== TASK ==
Pictures stay out of the copy; set down each line of the listing below exactly.

== GIVEN DATA ==
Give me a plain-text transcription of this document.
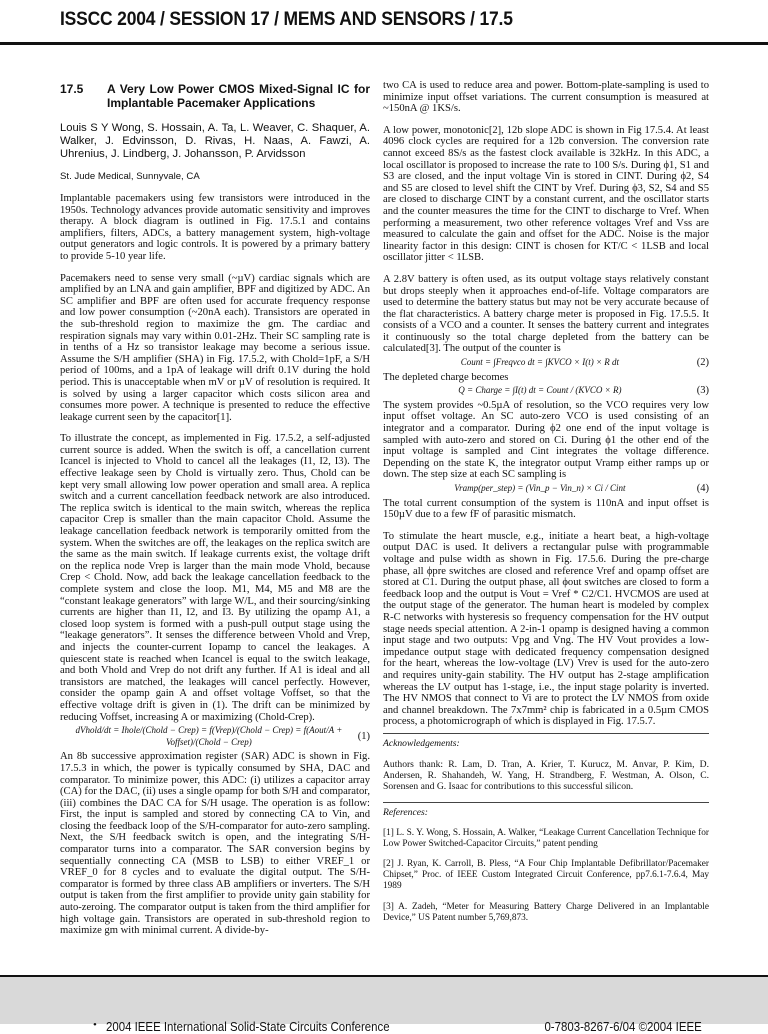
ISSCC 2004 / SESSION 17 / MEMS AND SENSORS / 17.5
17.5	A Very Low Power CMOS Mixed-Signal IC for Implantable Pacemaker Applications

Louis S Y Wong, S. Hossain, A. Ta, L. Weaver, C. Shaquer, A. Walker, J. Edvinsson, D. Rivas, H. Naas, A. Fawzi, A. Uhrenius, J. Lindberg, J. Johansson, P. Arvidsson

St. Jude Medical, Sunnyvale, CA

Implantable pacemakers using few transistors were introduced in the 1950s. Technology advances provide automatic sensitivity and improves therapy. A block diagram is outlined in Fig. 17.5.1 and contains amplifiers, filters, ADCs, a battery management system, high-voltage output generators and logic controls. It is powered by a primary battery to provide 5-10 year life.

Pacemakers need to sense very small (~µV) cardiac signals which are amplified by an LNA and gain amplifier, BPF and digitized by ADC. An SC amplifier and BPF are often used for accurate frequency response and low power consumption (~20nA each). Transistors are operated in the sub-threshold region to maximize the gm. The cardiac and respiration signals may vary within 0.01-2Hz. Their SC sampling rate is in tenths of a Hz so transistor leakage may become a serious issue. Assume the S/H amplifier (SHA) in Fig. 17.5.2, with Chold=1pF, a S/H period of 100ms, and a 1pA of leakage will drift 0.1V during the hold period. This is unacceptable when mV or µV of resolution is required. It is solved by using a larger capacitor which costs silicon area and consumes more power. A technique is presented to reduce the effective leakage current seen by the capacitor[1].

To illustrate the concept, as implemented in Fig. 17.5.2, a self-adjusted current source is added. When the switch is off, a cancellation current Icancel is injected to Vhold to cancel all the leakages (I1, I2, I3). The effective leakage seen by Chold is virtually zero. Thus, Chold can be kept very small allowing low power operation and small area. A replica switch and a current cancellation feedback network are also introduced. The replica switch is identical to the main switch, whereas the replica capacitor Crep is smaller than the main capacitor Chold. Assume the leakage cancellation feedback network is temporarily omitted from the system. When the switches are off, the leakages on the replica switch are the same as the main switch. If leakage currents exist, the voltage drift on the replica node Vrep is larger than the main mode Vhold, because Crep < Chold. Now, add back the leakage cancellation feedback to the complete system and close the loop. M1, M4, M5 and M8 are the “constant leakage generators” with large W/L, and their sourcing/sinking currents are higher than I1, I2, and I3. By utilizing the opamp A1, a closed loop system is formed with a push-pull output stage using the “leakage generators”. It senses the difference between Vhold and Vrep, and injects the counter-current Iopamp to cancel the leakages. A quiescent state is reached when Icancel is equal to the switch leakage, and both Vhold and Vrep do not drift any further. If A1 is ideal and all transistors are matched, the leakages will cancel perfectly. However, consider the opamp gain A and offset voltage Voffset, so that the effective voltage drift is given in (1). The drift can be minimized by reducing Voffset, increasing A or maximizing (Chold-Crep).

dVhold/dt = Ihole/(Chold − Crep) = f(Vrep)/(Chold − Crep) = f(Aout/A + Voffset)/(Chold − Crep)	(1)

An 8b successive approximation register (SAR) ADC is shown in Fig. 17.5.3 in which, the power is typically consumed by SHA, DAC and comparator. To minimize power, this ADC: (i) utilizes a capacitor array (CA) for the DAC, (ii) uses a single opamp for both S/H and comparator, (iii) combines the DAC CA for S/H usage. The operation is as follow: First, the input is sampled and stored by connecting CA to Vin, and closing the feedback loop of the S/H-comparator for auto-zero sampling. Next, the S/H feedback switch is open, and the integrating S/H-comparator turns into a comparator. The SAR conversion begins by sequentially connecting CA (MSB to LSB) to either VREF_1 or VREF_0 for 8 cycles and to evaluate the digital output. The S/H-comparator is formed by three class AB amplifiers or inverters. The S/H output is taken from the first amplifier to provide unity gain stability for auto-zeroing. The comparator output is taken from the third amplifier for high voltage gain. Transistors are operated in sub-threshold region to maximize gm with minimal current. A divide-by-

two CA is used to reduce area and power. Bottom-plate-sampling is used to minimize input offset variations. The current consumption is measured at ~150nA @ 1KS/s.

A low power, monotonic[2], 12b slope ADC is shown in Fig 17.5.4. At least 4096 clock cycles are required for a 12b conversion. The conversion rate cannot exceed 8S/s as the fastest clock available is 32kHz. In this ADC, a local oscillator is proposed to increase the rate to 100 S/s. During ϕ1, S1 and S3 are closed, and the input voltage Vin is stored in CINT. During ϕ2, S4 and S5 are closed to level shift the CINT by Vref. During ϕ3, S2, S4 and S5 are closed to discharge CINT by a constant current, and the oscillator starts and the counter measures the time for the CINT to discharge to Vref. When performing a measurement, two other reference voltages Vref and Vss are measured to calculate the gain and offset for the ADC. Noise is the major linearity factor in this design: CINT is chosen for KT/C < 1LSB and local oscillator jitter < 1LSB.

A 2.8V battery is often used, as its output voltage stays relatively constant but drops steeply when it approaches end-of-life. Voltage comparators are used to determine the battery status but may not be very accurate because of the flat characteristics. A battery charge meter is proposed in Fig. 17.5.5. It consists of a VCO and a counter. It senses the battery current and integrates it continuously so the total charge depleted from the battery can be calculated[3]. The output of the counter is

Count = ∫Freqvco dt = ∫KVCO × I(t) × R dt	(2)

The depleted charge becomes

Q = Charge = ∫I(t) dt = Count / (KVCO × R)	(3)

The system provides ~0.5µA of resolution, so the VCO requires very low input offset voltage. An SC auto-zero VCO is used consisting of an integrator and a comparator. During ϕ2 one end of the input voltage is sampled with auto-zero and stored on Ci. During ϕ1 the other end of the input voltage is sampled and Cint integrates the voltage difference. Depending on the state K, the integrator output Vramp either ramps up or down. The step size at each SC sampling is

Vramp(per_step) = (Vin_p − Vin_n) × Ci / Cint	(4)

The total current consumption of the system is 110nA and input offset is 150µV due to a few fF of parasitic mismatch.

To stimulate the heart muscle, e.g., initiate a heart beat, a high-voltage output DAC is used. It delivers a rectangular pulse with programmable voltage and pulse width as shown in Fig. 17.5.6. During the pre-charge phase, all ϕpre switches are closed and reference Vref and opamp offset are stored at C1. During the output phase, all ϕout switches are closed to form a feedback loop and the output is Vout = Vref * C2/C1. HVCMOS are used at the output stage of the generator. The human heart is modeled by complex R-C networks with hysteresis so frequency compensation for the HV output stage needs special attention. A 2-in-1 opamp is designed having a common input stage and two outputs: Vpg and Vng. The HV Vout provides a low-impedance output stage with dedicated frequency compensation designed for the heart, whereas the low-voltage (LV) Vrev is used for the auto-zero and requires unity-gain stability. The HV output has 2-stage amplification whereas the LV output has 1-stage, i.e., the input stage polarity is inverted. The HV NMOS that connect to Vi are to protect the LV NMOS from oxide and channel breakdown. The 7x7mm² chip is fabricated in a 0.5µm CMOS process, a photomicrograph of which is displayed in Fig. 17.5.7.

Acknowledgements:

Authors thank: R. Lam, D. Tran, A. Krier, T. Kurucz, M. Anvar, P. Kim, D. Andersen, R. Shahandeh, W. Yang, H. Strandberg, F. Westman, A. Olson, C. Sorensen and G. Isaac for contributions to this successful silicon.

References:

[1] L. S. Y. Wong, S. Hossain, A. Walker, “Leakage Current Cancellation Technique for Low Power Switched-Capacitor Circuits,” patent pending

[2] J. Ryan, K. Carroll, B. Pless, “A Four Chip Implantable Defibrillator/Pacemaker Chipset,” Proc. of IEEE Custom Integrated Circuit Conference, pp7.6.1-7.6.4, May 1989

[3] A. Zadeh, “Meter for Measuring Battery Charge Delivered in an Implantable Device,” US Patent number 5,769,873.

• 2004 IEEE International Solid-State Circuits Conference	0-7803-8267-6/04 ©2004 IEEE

== ANSWER TO THE PROBLEM ==
Give me a plain-text transcription of this document.
ISSCC 2004 / SESSION 17 / MEMS AND SENSORS / 17.5
17.5	A Very Low Power CMOS Mixed-Signal IC for Implantable Pacemaker Applications

Louis S Y Wong, S. Hossain, A. Ta, L. Weaver, C. Shaquer, A. Walker, J. Edvinsson, D. Rivas, H. Naas, A. Fawzi, A. Uhrenius, J. Lindberg, J. Johansson, P. Arvidsson

St. Jude Medical, Sunnyvale, CA

Implantable pacemakers using few transistors were introduced in the 1950s. Technology advances provide automatic sensitivity and improves therapy. A block diagram is outlined in Fig. 17.5.1 and contains amplifiers, filters, ADCs, a battery management system, high-voltage output generators and logic controls. It is powered by a primary battery to provide 5-10 year life.

Pacemakers need to sense very small (~µV) cardiac signals which are amplified by an LNA and gain amplifier, BPF and digitized by ADC. An SC amplifier and BPF are often used for accurate frequency response and low power consumption (~20nA each). Transistors are operated in the sub-threshold region to maximize the gm. The cardiac and respiration signals may vary within 0.01-2Hz. Their SC sampling rate is in tenths of a Hz so transistor leakage may become a serious issue. Assume the S/H amplifier (SHA) in Fig. 17.5.2, with Chold=1pF, a S/H period of 100ms, and a 1pA of leakage will drift 0.1V during the hold period. This is unacceptable when mV or µV of resolution is required. It is solved by using a larger capacitor which costs silicon area and consumes more power. A technique is presented to reduce the effective leakage current seen by the capacitor[1].

To illustrate the concept, as implemented in Fig. 17.5.2, a self-adjusted current source is added. When the switch is off, a cancellation current Icancel is injected to Vhold to cancel all the leakages (I1, I2, I3). The effective leakage seen by Chold is virtually zero. Thus, Chold can be kept very small allowing low power operation and small area. A replica switch and a current cancellation feedback network are also introduced. The replica switch is identical to the main switch, whereas the replica capacitor Crep is smaller than the main capacitor Chold. Assume the leakage cancellation feedback network is temporarily omitted from the system. When the switches are off, the leakages on the replica switch are the same as the main switch. If leakage currents exist, the voltage drift on the replica node Vrep is larger than the main mode Vhold, because Crep < Chold. Now, add back the leakage cancellation feedback to the complete system and close the loop. M1, M4, M5 and M8 are the “constant leakage generators” with large W/L, and their sourcing/sinking currents are higher than I1, I2, and I3. By utilizing the opamp A1, a closed loop system is formed with a push-pull output stage using the “leakage generators”. It senses the difference between Vhold and Vrep, and injects the counter-current Iopamp to cancel the leakages. A quiescent state is reached when Icancel is equal to the switch leakage, and both Vhold and Vrep do not drift any further. If A1 is ideal and all transistors are matched, the leakages will cancel perfectly. However, consider the opamp gain A and offset voltage Voffset, so that the effective voltage drift is given in (1). The drift can be minimized by reducing Voffset, increasing A or maximizing (Chold-Crep).

dVhold/dt = Ihole/(Chold − Crep) = f(Vrep)/(Chold − Crep) = f(Aout/A + Voffset)/(Chold − Crep)	(1)

An 8b successive approximation register (SAR) ADC is shown in Fig. 17.5.3 in which, the power is typically consumed by SHA, DAC and comparator. To minimize power, this ADC: (i) utilizes a capacitor array (CA) for the DAC, (ii) uses a single opamp for both S/H and comparator, (iii) combines the DAC CA for S/H usage. The operation is as follow: First, the input is sampled and stored by connecting CA to Vin, and closing the feedback loop of the S/H-comparator for auto-zero sampling. Next, the S/H feedback switch is open, and the integrating S/H-comparator turns into a comparator. The SAR conversion begins by sequentially connecting CA (MSB to LSB) to either VREF_1 or VREF_0 for 8 cycles and to evaluate the digital output. The S/H-comparator is formed by three class AB amplifiers or inverters. The S/H output is taken from the first amplifier to provide unity gain stability for auto-zeroing. The comparator output is taken from the third amplifier for high voltage gain. Transistors are operated in sub-threshold region to maximize gm with minimal current. A divide-by-

two CA is used to reduce area and power. Bottom-plate-sampling is used to minimize input offset variations. The current consumption is measured at ~150nA @ 1KS/s.

A low power, monotonic[2], 12b slope ADC is shown in Fig 17.5.4. At least 4096 clock cycles are required for a 12b conversion. The conversion rate cannot exceed 8S/s as the fastest clock available is 32kHz. In this ADC, a local oscillator is proposed to increase the rate to 100 S/s. During ϕ1, S1 and S3 are closed, and the input voltage Vin is stored in CINT. During ϕ2, S4 and S5 are closed to level shift the CINT by Vref. During ϕ3, S2, S4 and S5 are closed to discharge CINT by a constant current, and the oscillator starts and the counter measures the time for the CINT to discharge to Vref. When performing a measurement, two other reference voltages Vref and Vss are measured to calculate the gain and offset for the ADC. Noise is the major linearity factor in this design: CINT is chosen for KT/C < 1LSB and local oscillator jitter < 1LSB.

A 2.8V battery is often used, as its output voltage stays relatively constant but drops steeply when it approaches end-of-life. Voltage comparators are used to determine the battery status but may not be very accurate because of the flat characteristics. A battery charge meter is proposed in Fig. 17.5.5. It consists of a VCO and a counter. It senses the battery current and integrates it continuously so the total charge depleted from the battery can be calculated[3]. The output of the counter is

Count = ∫Freqvco dt = ∫KVCO × I(t) × R dt	(2)

The depleted charge becomes

Q = Charge = ∫I(t) dt = Count / (KVCO × R)	(3)

The system provides ~0.5µA of resolution, so the VCO requires very low input offset voltage. An SC auto-zero VCO is used consisting of an integrator and a comparator. During ϕ2 one end of the input voltage is sampled with auto-zero and stored on Ci. During ϕ1 the other end of the input voltage is sampled and Cint integrates the voltage difference. Depending on the state K, the integrator output Vramp either ramps up or down. The step size at each SC sampling is

Vramp(per_step) = (Vin_p − Vin_n) × Ci / Cint	(4)

The total current consumption of the system is 110nA and input offset is 150µV due to a few fF of parasitic mismatch.

To stimulate the heart muscle, e.g., initiate a heart beat, a high-voltage output DAC is used. It delivers a rectangular pulse with programmable voltage and pulse width as shown in Fig. 17.5.6. During the pre-charge phase, all ϕpre switches are closed and reference Vref and opamp offset are stored at C1. During the output phase, all ϕout switches are closed to form a feedback loop and the output is Vout = Vref * C2/C1. HVCMOS are used at the output stage of the generator. The human heart is modeled by complex R-C networks with hysteresis so frequency compensation for the HV output stage needs special attention. A 2-in-1 opamp is designed having a common input stage and two outputs: Vpg and Vng. The HV Vout provides a low-impedance output stage with dedicated frequency compensation designed for the heart, whereas the low-voltage (LV) Vrev is used for the auto-zero and requires unity-gain stability. The HV output has 2-stage amplification whereas the LV output has 1-stage, i.e., the input stage polarity is inverted. The HV NMOS that connect to Vi are to protect the LV NMOS from oxide and channel breakdown. The 7x7mm² chip is fabricated in a 0.5µm CMOS process, a photomicrograph of which is displayed in Fig. 17.5.7.

Acknowledgements:

Authors thank: R. Lam, D. Tran, A. Krier, T. Kurucz, M. Anvar, P. Kim, D. Andersen, R. Shahandeh, W. Yang, H. Strandberg, F. Westman, A. Olson, C. Sorensen and G. Isaac for contributions to this successful silicon.

References:

[1] L. S. Y. Wong, S. Hossain, A. Walker, “Leakage Current Cancellation Technique for Low Power Switched-Capacitor Circuits,” patent pending

[2] J. Ryan, K. Carroll, B. Pless, “A Four Chip Implantable Defibrillator/Pacemaker Chipset,” Proc. of IEEE Custom Integrated Circuit Conference, pp7.6.1-7.6.4, May 1989

[3] A. Zadeh, “Meter for Measuring Battery Charge Delivered in an Implantable Device,” US Patent number 5,769,873.

• 2004 IEEE International Solid-State Circuits Conference	0-7803-8267-6/04 ©2004 IEEE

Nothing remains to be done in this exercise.